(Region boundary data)

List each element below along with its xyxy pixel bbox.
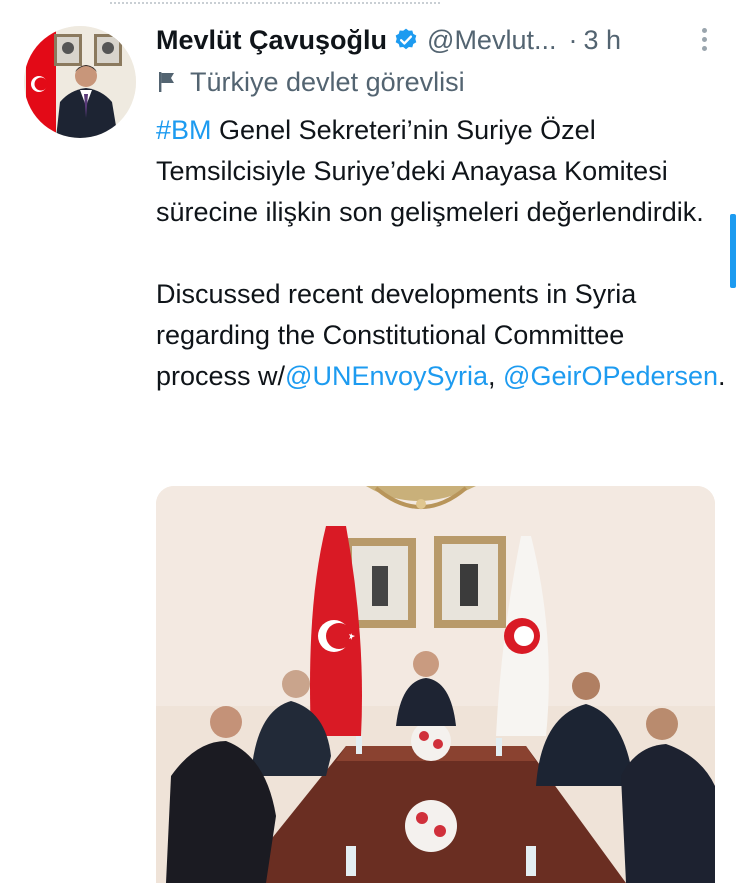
tweet-text: #BM Genel Sekreteri’nin Suriye Özel Tems… xyxy=(156,110,726,397)
author-handle[interactable]: @Mevlut... xyxy=(427,25,556,56)
label-text: Türkiye devlet görevlisi xyxy=(190,66,465,97)
period: . xyxy=(718,361,726,391)
more-options-icon[interactable] xyxy=(692,24,716,54)
avatar[interactable] xyxy=(24,26,136,138)
tweet-photo[interactable] xyxy=(156,486,715,883)
hashtag-link[interactable]: #BM xyxy=(156,115,212,145)
scrollbar[interactable] xyxy=(730,214,736,288)
tweet-timestamp[interactable]: 3 h xyxy=(583,25,621,56)
tweet[interactable]: Mevlüt Çavuşoğlu @Mevlut... · 3 h Türkiy… xyxy=(156,18,726,397)
tweet-text-english: Discussed recent developments in Syria r… xyxy=(156,274,726,397)
comma: , xyxy=(488,361,496,391)
author-name[interactable]: Mevlüt Çavuşoğlu xyxy=(156,25,387,56)
turkish-text: Genel Sekreteri’nin Suriye Özel Temsilci… xyxy=(156,115,704,227)
mention-link-unenvoysyria[interactable]: @UNEnvoySyria xyxy=(285,361,488,391)
tweet-text-turkish: #BM Genel Sekreteri’nin Suriye Özel Tems… xyxy=(156,110,726,233)
verified-badge-icon xyxy=(393,27,419,53)
government-label[interactable]: Türkiye devlet görevlisi xyxy=(156,62,716,102)
previous-tweet-edge xyxy=(0,0,740,6)
flag-icon xyxy=(159,72,174,92)
separator-dot: · xyxy=(568,24,578,55)
mention-link-geiropedersen[interactable]: @GeirOPedersen xyxy=(503,361,718,391)
tweet-header: Mevlüt Çavuşoğlu @Mevlut... · 3 h xyxy=(156,18,716,62)
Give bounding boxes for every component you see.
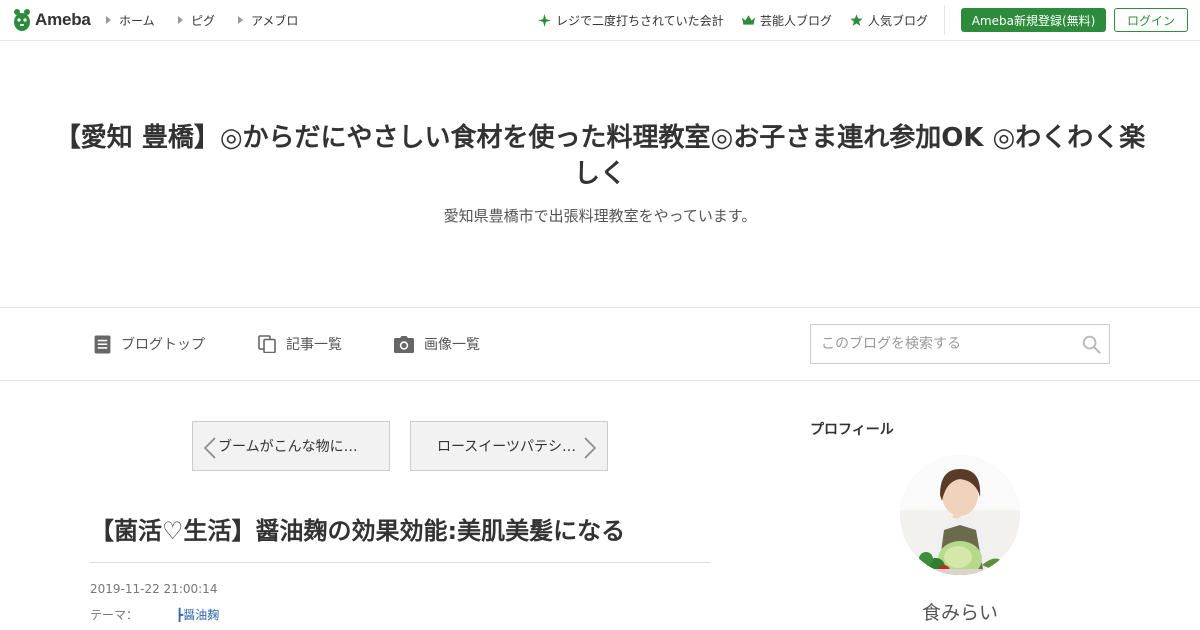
menu-article-list-label: 記事一覧 xyxy=(286,337,342,353)
login-button[interactable]: ログイン xyxy=(1114,8,1188,32)
blog-description: 愛知県豊橋市で出張料理教室をやっています。 xyxy=(443,207,757,225)
prev-article-title: ブームがこんな物に… xyxy=(218,439,358,455)
document-icon xyxy=(94,335,111,353)
popular-blog-label: 人気ブログ xyxy=(868,13,929,28)
theme-label: テーマ： xyxy=(90,608,139,622)
menu-image-list[interactable]: 画像一覧 xyxy=(394,308,480,380)
profile-name[interactable]: 食みらい xyxy=(810,598,1110,625)
blog-title[interactable]: 【愛知 豊橋】◎からだにやさしい食材を使った料理教室◎お子さま連れ参加OK ◎わ… xyxy=(50,120,1150,192)
menu-blog-top-label: ブログトップ xyxy=(121,337,205,353)
chevron-right-icon xyxy=(584,437,597,459)
profile-avatar[interactable] xyxy=(900,455,1020,575)
trending-topic-label: レジで二度打ちされていた会計 xyxy=(556,13,724,28)
camera-icon xyxy=(394,335,414,353)
blog-search-input[interactable] xyxy=(811,325,1071,363)
nav-home[interactable]: ホーム xyxy=(106,0,155,40)
profile-photo xyxy=(900,455,1020,575)
celebrity-blog-link[interactable]: 芸能人ブログ xyxy=(742,0,832,40)
popular-blog-link[interactable]: 人気ブログ xyxy=(850,0,928,40)
article-title-divider xyxy=(90,562,710,563)
article-date: 2019-11-22 21:00:14 xyxy=(90,582,218,596)
nav-pigg[interactable]: ピグ xyxy=(178,0,215,40)
ameba-mascot-icon xyxy=(14,9,30,31)
triangle-right-icon xyxy=(106,16,111,24)
triangle-right-icon xyxy=(238,16,243,24)
star-icon xyxy=(850,13,863,26)
register-button[interactable]: Ameba新規登録(無料) xyxy=(961,8,1106,32)
global-header: Ameba ホーム ピグ アメブロ レジで二度打ちされていた会計 芸能人ブログ … xyxy=(0,0,1200,41)
nav-home-label: ホーム xyxy=(119,13,155,28)
crown-icon xyxy=(742,14,755,25)
nav-ameblo[interactable]: アメブロ xyxy=(238,0,298,40)
header-divider xyxy=(944,5,945,35)
blog-search xyxy=(810,324,1110,364)
trending-topic-link[interactable]: レジで二度打ちされていた会計 xyxy=(538,0,724,40)
menu-blog-top[interactable]: ブログトップ xyxy=(94,308,205,380)
menu-article-list[interactable]: 記事一覧 xyxy=(258,308,342,380)
blog-menu-bar: ブログトップ 記事一覧 画像一覧 xyxy=(0,307,1200,381)
nav-ameblo-label: アメブロ xyxy=(251,13,299,28)
theme-link[interactable]: ┣醤油麹 xyxy=(176,606,219,623)
profile-heading: プロフィール xyxy=(810,422,894,438)
next-article-button[interactable]: ロースイーツパテシ… xyxy=(410,421,608,471)
nav-pigg-label: ピグ xyxy=(191,13,216,28)
triangle-right-icon xyxy=(178,16,183,24)
search-icon[interactable] xyxy=(1082,335,1101,354)
ameba-logo[interactable]: Ameba xyxy=(12,8,91,32)
copy-icon xyxy=(258,335,276,353)
article-title[interactable]: 【菌活♡生活】醤油麹の効果効能:美肌美髪になる xyxy=(90,511,625,546)
chevron-left-icon xyxy=(203,437,216,459)
next-article-title: ロースイーツパテシ… xyxy=(437,439,577,455)
menu-image-list-label: 画像一覧 xyxy=(424,337,480,353)
sparkle-icon xyxy=(538,13,551,27)
prev-article-button[interactable]: ブームがこんな物に… xyxy=(192,421,390,471)
celebrity-blog-label: 芸能人ブログ xyxy=(760,13,833,28)
logo-text: Ameba xyxy=(35,10,91,29)
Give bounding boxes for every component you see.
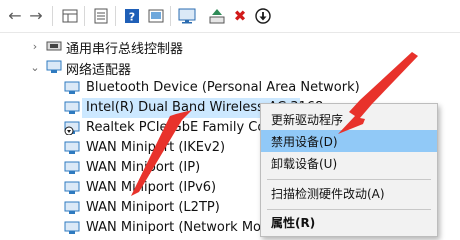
forward-button[interactable]: →	[27, 7, 45, 25]
uninstall-x-icon: ✖	[233, 6, 247, 25]
network-adapter-icon	[64, 141, 80, 154]
properties-button[interactable]	[61, 7, 79, 25]
tree-label: WAN Miniport (IKEv2)	[86, 140, 226, 155]
tree-label: WAN Miniport (IP)	[86, 160, 201, 175]
tree-label: 通用串行总线控制器	[66, 42, 184, 57]
toolbar-separator	[52, 6, 53, 26]
network-adapter-icon	[64, 101, 80, 114]
monitor-scan-icon	[178, 8, 196, 24]
toolbar-separator	[84, 6, 85, 26]
device-console-icon	[148, 9, 164, 23]
tree-category-usb-controllers[interactable]: › 通用串行总线控制器	[0, 36, 460, 58]
menu-item-update-driver[interactable]: 更新驱动程序	[261, 108, 437, 130]
scan-button[interactable]	[178, 7, 196, 25]
document-button[interactable]	[92, 7, 110, 25]
network-adapter-icon	[64, 181, 80, 194]
context-menu: 更新驱动程序 禁用设备(D) 卸载设备(U) 扫描检测硬件改动(A) 属性(R)	[260, 103, 438, 237]
menu-item-scan-hardware[interactable]: 扫描检测硬件改动(A)	[261, 182, 437, 204]
tree-category-network-adapters[interactable]: ⌄ 网络适配器	[0, 57, 460, 78]
menu-separator	[267, 179, 431, 180]
menu-item-label: 扫描检测硬件改动(A)	[271, 187, 385, 201]
tree-label: Bluetooth Device (Personal Area Network)	[86, 80, 360, 95]
download-circle-icon	[255, 8, 271, 24]
menu-item-uninstall-device[interactable]: 卸载设备(U)	[261, 152, 437, 174]
menu-item-label: 更新驱动程序	[271, 113, 344, 127]
menu-item-properties[interactable]: 属性(R)	[261, 211, 437, 233]
console-button[interactable]	[147, 7, 165, 25]
tree-label: WAN Miniport (IPv6)	[86, 180, 217, 195]
tree-label: 网络适配器	[66, 63, 132, 78]
chevron-down-icon[interactable]: ⌄	[28, 60, 42, 74]
uninstall-button[interactable]: ✖	[231, 7, 249, 25]
back-button[interactable]: ←	[6, 7, 24, 25]
toolbar-separator	[170, 6, 171, 26]
network-adapter-icon	[64, 201, 80, 214]
menu-item-disable-device[interactable]: 禁用设备(D)	[261, 130, 437, 152]
network-adapter-download-icon	[64, 121, 80, 135]
network-adapter-icon	[64, 221, 80, 234]
update-driver-button[interactable]	[208, 7, 226, 25]
toolbar: ← → ? ✖	[0, 0, 460, 33]
toolbar-separator	[115, 6, 116, 26]
download-button[interactable]	[254, 7, 272, 25]
network-adapter-icon	[64, 81, 80, 94]
usb-controller-icon	[46, 41, 62, 51]
tree-item[interactable]: Bluetooth Device (Personal Area Network)	[0, 78, 460, 98]
network-adapter-icon	[64, 161, 80, 174]
back-arrow-icon: ←	[8, 6, 22, 25]
properties-grid-icon	[62, 9, 78, 23]
help-button[interactable]: ?	[123, 7, 141, 25]
svg-text:?: ?	[129, 11, 135, 24]
tree-label: WAN Miniport (L2TP)	[86, 200, 220, 215]
help-icon: ?	[125, 9, 139, 24]
document-list-icon	[94, 8, 108, 24]
network-adapter-icon	[46, 60, 62, 73]
update-driver-icon	[209, 9, 225, 24]
chevron-right-icon[interactable]: ›	[28, 39, 42, 53]
menu-separator	[267, 209, 431, 210]
menu-item-label: 属性(R)	[271, 216, 316, 230]
menu-item-label: 禁用设备(D)	[271, 135, 338, 149]
menu-item-label: 卸载设备(U)	[271, 157, 338, 171]
forward-arrow-icon: →	[29, 6, 43, 25]
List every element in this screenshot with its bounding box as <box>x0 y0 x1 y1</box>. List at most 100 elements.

**Task prompt**. Copy out the lines of the rows above, beginning with the line containing "menu-article-list-label: 記事一覧 xyxy=(286,337,342,353)" and ending with the line containing "article-title-divider xyxy=(90,562,710,563)", both included.

**Response**.
menu-article-list-label: 記事一覧 xyxy=(286,337,342,353)
login-button[interactable]: ログイン xyxy=(1114,8,1188,32)
blog-description: 愛知県豊橋市で出張料理教室をやっています。 xyxy=(443,207,757,225)
prev-article-title: ブームがこんな物に… xyxy=(218,439,358,455)
document-icon xyxy=(94,335,111,353)
popular-blog-label: 人気ブログ xyxy=(868,13,929,28)
theme-label: テーマ： xyxy=(90,608,139,622)
menu-image-list[interactable]: 画像一覧 xyxy=(394,308,480,380)
profile-name[interactable]: 食みらい xyxy=(810,598,1110,625)
blog-title[interactable]: 【愛知 豊橋】◎からだにやさしい食材を使った料理教室◎お子さま連れ参加OK ◎わ… xyxy=(50,120,1150,192)
menu-blog-top-label: ブログトップ xyxy=(121,337,205,353)
chevron-right-icon xyxy=(584,437,597,459)
profile-avatar[interactable] xyxy=(900,455,1020,575)
trending-topic-label: レジで二度打ちされていた会計 xyxy=(556,13,724,28)
camera-icon xyxy=(394,335,414,353)
blog-search-input[interactable] xyxy=(811,325,1071,363)
nav-home[interactable]: ホーム xyxy=(106,0,155,40)
profile-photo xyxy=(900,455,1020,575)
celebrity-blog-link[interactable]: 芸能人ブログ xyxy=(742,0,832,40)
popular-blog-link[interactable]: 人気ブログ xyxy=(850,0,928,40)
article-title-divider xyxy=(90,562,710,563)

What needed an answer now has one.